The exercise | Copy every line of the data that contains the string "browser".
::: Dataset excerpts
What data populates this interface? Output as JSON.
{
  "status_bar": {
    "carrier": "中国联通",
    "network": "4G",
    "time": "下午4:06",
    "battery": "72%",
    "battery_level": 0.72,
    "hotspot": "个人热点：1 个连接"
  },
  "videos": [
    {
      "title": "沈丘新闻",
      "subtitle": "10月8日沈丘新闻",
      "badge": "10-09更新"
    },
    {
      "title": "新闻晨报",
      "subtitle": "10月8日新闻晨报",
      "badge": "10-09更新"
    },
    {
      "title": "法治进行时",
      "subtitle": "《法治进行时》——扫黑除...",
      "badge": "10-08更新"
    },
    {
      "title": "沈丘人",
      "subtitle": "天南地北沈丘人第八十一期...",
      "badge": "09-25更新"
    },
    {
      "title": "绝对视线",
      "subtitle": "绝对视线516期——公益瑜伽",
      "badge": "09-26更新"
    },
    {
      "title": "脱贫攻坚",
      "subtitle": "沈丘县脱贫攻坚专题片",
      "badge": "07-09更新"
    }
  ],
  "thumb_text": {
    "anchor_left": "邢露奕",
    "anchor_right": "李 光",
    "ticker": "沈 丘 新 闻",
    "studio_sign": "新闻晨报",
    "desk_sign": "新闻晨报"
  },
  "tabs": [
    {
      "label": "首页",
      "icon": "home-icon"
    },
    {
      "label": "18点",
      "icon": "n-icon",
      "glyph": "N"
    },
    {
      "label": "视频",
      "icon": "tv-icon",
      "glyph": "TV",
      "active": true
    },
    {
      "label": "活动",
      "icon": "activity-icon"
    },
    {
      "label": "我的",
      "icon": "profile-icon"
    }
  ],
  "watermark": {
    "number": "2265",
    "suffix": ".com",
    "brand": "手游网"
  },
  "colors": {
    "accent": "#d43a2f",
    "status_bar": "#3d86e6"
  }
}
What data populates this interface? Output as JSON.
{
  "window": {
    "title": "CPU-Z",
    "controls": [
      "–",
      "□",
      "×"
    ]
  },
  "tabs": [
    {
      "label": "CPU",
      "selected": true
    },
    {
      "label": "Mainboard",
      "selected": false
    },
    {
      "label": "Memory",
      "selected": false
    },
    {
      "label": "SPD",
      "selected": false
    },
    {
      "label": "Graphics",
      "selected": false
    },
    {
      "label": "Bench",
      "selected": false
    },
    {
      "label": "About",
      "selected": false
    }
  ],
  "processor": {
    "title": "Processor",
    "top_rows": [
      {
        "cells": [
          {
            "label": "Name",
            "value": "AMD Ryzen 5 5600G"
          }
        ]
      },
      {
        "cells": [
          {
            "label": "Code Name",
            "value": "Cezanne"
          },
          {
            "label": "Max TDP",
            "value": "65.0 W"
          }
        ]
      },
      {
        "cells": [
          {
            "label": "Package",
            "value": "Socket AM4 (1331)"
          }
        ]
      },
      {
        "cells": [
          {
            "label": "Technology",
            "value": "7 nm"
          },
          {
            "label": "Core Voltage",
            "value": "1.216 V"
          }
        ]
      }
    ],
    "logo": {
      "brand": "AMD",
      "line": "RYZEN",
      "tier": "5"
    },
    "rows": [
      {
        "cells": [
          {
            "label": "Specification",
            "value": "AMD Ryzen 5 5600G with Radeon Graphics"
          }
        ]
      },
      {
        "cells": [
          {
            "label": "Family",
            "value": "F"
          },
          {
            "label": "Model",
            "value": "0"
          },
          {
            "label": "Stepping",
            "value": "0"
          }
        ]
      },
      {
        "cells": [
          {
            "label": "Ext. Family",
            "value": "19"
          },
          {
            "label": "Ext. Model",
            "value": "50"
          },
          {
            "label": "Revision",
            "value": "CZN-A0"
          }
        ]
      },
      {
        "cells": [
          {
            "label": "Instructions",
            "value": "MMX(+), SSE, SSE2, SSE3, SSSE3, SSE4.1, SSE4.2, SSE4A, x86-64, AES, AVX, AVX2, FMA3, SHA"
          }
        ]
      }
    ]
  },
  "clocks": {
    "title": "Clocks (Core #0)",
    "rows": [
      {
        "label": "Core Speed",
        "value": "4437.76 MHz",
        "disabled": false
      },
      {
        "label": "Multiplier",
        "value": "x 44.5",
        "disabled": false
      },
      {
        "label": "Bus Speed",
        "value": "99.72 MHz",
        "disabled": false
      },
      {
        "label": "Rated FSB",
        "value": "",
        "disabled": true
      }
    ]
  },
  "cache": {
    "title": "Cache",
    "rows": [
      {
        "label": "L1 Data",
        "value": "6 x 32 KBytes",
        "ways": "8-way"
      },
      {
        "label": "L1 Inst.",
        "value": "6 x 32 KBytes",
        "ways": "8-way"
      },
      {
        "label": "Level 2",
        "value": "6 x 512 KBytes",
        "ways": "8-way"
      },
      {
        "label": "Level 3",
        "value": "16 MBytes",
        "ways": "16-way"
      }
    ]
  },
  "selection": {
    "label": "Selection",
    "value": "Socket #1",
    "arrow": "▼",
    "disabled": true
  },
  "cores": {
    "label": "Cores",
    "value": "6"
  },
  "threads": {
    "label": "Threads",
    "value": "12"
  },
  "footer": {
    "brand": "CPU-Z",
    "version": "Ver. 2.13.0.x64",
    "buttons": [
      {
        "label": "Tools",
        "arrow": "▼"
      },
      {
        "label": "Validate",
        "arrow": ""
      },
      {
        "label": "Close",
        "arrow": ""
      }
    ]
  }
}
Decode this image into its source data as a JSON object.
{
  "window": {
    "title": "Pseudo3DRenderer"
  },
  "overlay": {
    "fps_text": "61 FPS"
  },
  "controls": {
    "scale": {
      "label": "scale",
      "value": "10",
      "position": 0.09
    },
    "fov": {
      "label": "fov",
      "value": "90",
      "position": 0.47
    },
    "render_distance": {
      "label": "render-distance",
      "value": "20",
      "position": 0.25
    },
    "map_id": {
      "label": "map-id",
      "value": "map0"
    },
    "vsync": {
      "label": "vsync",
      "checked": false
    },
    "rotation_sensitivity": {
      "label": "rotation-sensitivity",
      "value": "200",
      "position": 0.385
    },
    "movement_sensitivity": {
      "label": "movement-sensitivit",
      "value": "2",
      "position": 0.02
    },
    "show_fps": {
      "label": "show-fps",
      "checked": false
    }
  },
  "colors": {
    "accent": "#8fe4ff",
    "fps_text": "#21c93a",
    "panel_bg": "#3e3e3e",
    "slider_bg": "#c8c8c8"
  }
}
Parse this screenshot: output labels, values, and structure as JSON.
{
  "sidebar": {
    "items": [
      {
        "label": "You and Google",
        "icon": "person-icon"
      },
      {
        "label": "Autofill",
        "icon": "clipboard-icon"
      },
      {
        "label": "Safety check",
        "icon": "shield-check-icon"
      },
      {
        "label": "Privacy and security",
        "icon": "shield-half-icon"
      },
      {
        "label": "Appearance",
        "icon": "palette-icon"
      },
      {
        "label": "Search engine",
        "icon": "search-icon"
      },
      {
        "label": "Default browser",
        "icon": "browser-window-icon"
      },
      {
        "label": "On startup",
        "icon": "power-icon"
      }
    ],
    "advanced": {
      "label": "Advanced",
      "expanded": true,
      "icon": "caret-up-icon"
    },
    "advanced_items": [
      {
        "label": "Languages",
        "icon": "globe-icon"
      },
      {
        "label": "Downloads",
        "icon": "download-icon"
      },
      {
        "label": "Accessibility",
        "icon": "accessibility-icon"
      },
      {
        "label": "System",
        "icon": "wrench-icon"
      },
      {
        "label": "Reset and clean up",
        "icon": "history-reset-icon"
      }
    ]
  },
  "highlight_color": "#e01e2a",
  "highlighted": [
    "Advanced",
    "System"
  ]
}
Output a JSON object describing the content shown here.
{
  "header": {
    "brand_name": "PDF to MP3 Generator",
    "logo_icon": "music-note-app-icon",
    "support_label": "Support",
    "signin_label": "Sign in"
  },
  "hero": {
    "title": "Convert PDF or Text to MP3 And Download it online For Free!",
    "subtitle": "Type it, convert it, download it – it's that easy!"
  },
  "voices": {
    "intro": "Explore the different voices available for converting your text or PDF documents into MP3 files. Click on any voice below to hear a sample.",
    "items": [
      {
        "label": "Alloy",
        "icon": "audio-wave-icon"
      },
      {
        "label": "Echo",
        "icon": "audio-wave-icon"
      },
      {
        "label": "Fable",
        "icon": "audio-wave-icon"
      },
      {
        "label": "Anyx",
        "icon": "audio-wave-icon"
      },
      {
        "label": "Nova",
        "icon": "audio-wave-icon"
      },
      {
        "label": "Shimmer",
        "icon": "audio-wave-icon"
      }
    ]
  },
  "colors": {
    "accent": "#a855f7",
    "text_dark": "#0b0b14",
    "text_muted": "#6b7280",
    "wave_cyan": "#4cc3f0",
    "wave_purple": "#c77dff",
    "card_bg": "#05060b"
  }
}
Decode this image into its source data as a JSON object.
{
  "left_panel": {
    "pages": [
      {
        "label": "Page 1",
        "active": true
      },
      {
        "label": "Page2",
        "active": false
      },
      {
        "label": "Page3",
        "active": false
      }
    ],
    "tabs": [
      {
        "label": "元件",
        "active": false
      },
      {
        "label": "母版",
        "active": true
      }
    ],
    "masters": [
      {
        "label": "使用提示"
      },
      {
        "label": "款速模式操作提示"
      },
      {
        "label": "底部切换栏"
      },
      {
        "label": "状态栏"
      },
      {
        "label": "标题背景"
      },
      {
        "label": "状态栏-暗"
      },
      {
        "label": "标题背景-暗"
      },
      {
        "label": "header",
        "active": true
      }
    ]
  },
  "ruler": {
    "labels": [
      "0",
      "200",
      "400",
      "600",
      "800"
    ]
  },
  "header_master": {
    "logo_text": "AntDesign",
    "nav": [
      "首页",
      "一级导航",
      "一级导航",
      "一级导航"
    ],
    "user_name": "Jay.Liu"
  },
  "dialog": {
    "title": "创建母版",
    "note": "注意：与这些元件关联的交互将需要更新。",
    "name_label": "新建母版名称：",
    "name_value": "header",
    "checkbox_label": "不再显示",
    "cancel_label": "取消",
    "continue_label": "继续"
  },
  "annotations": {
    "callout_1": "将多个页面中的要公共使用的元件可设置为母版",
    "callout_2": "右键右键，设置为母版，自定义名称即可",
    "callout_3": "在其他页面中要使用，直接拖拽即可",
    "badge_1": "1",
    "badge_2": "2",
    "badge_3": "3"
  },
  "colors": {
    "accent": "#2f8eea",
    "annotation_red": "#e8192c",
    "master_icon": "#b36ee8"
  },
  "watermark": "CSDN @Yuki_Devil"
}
::::::
Response |
        "label": "Default browser",
        "icon": "browser-window-icon"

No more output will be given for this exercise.